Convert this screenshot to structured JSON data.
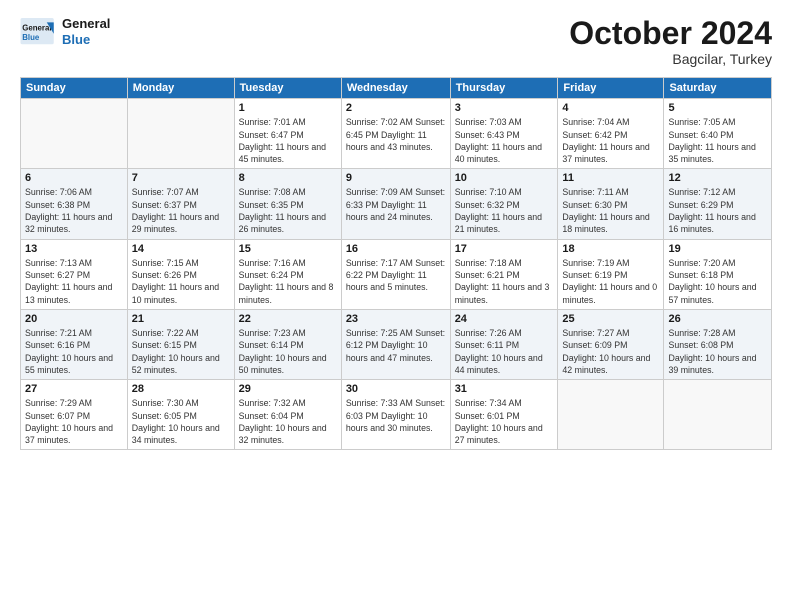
{
  "header": {
    "logo_line1": "General",
    "logo_line2": "Blue",
    "month": "October 2024",
    "location": "Bagcilar, Turkey"
  },
  "days_of_week": [
    "Sunday",
    "Monday",
    "Tuesday",
    "Wednesday",
    "Thursday",
    "Friday",
    "Saturday"
  ],
  "weeks": [
    [
      {
        "day": "",
        "info": ""
      },
      {
        "day": "",
        "info": ""
      },
      {
        "day": "1",
        "info": "Sunrise: 7:01 AM\nSunset: 6:47 PM\nDaylight: 11 hours and 45 minutes."
      },
      {
        "day": "2",
        "info": "Sunrise: 7:02 AM\nSunset: 6:45 PM\nDaylight: 11 hours and 43 minutes."
      },
      {
        "day": "3",
        "info": "Sunrise: 7:03 AM\nSunset: 6:43 PM\nDaylight: 11 hours and 40 minutes."
      },
      {
        "day": "4",
        "info": "Sunrise: 7:04 AM\nSunset: 6:42 PM\nDaylight: 11 hours and 37 minutes."
      },
      {
        "day": "5",
        "info": "Sunrise: 7:05 AM\nSunset: 6:40 PM\nDaylight: 11 hours and 35 minutes."
      }
    ],
    [
      {
        "day": "6",
        "info": "Sunrise: 7:06 AM\nSunset: 6:38 PM\nDaylight: 11 hours and 32 minutes."
      },
      {
        "day": "7",
        "info": "Sunrise: 7:07 AM\nSunset: 6:37 PM\nDaylight: 11 hours and 29 minutes."
      },
      {
        "day": "8",
        "info": "Sunrise: 7:08 AM\nSunset: 6:35 PM\nDaylight: 11 hours and 26 minutes."
      },
      {
        "day": "9",
        "info": "Sunrise: 7:09 AM\nSunset: 6:33 PM\nDaylight: 11 hours and 24 minutes."
      },
      {
        "day": "10",
        "info": "Sunrise: 7:10 AM\nSunset: 6:32 PM\nDaylight: 11 hours and 21 minutes."
      },
      {
        "day": "11",
        "info": "Sunrise: 7:11 AM\nSunset: 6:30 PM\nDaylight: 11 hours and 18 minutes."
      },
      {
        "day": "12",
        "info": "Sunrise: 7:12 AM\nSunset: 6:29 PM\nDaylight: 11 hours and 16 minutes."
      }
    ],
    [
      {
        "day": "13",
        "info": "Sunrise: 7:13 AM\nSunset: 6:27 PM\nDaylight: 11 hours and 13 minutes."
      },
      {
        "day": "14",
        "info": "Sunrise: 7:15 AM\nSunset: 6:26 PM\nDaylight: 11 hours and 10 minutes."
      },
      {
        "day": "15",
        "info": "Sunrise: 7:16 AM\nSunset: 6:24 PM\nDaylight: 11 hours and 8 minutes."
      },
      {
        "day": "16",
        "info": "Sunrise: 7:17 AM\nSunset: 6:22 PM\nDaylight: 11 hours and 5 minutes."
      },
      {
        "day": "17",
        "info": "Sunrise: 7:18 AM\nSunset: 6:21 PM\nDaylight: 11 hours and 3 minutes."
      },
      {
        "day": "18",
        "info": "Sunrise: 7:19 AM\nSunset: 6:19 PM\nDaylight: 11 hours and 0 minutes."
      },
      {
        "day": "19",
        "info": "Sunrise: 7:20 AM\nSunset: 6:18 PM\nDaylight: 10 hours and 57 minutes."
      }
    ],
    [
      {
        "day": "20",
        "info": "Sunrise: 7:21 AM\nSunset: 6:16 PM\nDaylight: 10 hours and 55 minutes."
      },
      {
        "day": "21",
        "info": "Sunrise: 7:22 AM\nSunset: 6:15 PM\nDaylight: 10 hours and 52 minutes."
      },
      {
        "day": "22",
        "info": "Sunrise: 7:23 AM\nSunset: 6:14 PM\nDaylight: 10 hours and 50 minutes."
      },
      {
        "day": "23",
        "info": "Sunrise: 7:25 AM\nSunset: 6:12 PM\nDaylight: 10 hours and 47 minutes."
      },
      {
        "day": "24",
        "info": "Sunrise: 7:26 AM\nSunset: 6:11 PM\nDaylight: 10 hours and 44 minutes."
      },
      {
        "day": "25",
        "info": "Sunrise: 7:27 AM\nSunset: 6:09 PM\nDaylight: 10 hours and 42 minutes."
      },
      {
        "day": "26",
        "info": "Sunrise: 7:28 AM\nSunset: 6:08 PM\nDaylight: 10 hours and 39 minutes."
      }
    ],
    [
      {
        "day": "27",
        "info": "Sunrise: 7:29 AM\nSunset: 6:07 PM\nDaylight: 10 hours and 37 minutes."
      },
      {
        "day": "28",
        "info": "Sunrise: 7:30 AM\nSunset: 6:05 PM\nDaylight: 10 hours and 34 minutes."
      },
      {
        "day": "29",
        "info": "Sunrise: 7:32 AM\nSunset: 6:04 PM\nDaylight: 10 hours and 32 minutes."
      },
      {
        "day": "30",
        "info": "Sunrise: 7:33 AM\nSunset: 6:03 PM\nDaylight: 10 hours and 30 minutes."
      },
      {
        "day": "31",
        "info": "Sunrise: 7:34 AM\nSunset: 6:01 PM\nDaylight: 10 hours and 27 minutes."
      },
      {
        "day": "",
        "info": ""
      },
      {
        "day": "",
        "info": ""
      }
    ]
  ]
}
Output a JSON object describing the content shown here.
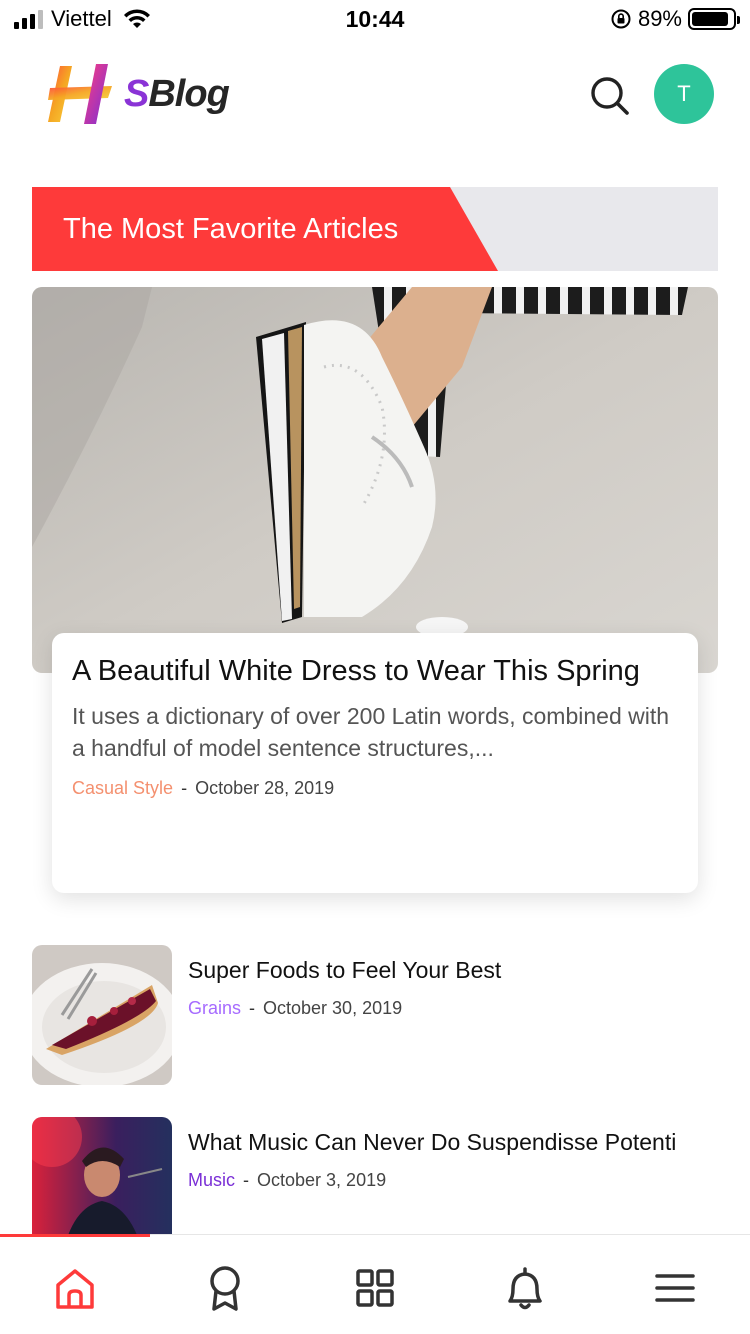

==========

PROBLEM TO SOLVE>
Check each line above for "JSON" and return the ones that have it.

THE OUTPUT>
Convert this screenshot to structured JSON data.
Output a JSON object describing the content shown here.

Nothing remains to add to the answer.